Extracted data entries
********

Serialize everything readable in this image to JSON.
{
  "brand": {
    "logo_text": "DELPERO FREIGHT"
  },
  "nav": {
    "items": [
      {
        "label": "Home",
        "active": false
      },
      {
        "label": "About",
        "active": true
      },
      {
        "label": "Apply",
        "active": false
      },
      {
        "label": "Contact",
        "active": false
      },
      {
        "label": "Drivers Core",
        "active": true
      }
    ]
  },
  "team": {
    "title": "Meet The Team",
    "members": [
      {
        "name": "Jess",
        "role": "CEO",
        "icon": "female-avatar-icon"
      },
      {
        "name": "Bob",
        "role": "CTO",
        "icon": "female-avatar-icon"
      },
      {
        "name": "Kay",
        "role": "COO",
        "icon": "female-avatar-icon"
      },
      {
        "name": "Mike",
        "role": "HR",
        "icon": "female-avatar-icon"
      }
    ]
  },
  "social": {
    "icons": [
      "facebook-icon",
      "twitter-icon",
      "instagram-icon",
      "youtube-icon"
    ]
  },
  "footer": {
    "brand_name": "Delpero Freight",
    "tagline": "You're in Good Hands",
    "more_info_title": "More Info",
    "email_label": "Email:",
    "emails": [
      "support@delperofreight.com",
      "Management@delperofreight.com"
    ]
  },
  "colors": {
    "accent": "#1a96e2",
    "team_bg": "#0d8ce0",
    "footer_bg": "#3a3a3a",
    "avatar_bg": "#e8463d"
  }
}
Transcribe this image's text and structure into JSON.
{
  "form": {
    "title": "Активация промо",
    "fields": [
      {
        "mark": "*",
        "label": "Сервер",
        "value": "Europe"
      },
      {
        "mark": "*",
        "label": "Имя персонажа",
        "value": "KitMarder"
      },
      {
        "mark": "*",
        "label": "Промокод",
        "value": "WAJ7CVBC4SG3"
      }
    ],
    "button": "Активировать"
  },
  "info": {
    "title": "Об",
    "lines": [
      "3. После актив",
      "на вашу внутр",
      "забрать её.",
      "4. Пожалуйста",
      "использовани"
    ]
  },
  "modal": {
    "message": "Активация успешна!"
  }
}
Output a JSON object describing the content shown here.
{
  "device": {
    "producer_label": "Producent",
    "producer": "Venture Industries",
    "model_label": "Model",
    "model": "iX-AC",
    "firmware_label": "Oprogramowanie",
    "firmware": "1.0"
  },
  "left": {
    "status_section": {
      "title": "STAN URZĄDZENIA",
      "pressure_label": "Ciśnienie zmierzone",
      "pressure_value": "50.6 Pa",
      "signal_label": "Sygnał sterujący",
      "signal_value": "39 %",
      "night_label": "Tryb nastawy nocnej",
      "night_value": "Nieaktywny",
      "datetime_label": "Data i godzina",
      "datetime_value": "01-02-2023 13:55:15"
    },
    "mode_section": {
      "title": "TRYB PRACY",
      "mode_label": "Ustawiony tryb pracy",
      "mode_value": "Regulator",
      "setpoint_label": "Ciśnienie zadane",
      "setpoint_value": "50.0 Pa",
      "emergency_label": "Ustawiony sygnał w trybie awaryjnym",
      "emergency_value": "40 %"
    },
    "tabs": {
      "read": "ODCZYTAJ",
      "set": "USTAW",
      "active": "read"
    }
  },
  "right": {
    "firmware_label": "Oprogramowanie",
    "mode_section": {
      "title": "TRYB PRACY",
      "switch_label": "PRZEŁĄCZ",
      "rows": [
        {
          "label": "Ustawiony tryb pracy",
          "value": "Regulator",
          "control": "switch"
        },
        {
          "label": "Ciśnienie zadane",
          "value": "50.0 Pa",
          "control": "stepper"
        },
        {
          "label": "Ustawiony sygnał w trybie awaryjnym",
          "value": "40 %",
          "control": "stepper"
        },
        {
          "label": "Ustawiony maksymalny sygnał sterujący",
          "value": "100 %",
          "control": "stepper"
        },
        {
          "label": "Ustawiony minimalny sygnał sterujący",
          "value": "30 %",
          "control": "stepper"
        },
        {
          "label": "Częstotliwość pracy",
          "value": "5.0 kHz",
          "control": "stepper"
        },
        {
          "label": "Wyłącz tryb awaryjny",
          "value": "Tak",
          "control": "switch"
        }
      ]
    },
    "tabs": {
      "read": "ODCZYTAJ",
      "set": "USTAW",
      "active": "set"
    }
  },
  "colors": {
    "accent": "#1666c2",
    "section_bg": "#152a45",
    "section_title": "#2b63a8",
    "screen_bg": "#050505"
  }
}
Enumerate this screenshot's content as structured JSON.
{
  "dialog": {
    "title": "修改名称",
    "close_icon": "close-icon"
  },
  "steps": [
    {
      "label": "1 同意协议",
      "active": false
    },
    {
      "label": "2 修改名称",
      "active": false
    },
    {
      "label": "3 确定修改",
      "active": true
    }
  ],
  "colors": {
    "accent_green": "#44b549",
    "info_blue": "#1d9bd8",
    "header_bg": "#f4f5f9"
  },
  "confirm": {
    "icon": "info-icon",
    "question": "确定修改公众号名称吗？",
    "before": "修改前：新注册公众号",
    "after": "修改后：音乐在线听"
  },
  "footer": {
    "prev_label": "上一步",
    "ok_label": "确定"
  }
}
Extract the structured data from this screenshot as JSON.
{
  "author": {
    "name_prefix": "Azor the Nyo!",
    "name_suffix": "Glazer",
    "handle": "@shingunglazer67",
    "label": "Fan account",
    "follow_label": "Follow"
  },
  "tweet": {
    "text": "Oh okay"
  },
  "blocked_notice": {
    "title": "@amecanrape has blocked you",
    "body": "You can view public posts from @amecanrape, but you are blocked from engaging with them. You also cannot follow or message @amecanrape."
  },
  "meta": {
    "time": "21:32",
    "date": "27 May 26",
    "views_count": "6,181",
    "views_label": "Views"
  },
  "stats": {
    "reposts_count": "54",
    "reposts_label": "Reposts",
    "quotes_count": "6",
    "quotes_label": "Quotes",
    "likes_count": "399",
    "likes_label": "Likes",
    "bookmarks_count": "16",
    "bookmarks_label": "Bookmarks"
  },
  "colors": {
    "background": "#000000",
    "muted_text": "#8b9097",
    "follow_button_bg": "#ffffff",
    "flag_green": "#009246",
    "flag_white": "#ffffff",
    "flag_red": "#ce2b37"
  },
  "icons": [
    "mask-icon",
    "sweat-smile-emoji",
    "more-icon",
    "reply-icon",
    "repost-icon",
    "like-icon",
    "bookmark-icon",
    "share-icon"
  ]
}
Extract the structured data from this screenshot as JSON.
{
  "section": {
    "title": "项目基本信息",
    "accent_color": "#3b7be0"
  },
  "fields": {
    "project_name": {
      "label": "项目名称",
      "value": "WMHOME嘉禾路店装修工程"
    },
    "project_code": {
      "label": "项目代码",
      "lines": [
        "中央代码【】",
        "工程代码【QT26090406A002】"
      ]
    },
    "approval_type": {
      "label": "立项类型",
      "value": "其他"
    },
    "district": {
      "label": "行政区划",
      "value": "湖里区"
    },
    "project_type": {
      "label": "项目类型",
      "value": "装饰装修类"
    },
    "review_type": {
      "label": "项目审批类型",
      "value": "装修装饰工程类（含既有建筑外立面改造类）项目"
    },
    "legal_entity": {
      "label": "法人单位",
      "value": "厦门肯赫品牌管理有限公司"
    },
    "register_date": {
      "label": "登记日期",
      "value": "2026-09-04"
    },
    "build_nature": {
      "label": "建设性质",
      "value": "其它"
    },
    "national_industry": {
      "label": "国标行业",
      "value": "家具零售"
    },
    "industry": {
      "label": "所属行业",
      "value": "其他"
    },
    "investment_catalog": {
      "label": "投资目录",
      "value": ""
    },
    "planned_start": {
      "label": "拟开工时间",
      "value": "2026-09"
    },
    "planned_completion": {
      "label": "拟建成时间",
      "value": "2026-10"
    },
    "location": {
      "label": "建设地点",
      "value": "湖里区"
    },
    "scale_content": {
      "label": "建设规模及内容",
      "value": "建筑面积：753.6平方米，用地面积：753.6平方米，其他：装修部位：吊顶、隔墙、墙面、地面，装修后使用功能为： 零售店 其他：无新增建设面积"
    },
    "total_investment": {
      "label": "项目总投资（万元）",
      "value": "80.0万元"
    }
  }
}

********

§ Set exercise
From the data above, count the lines where "message" occurs and give that figure and nothing else.

§ Answer to this exercise
2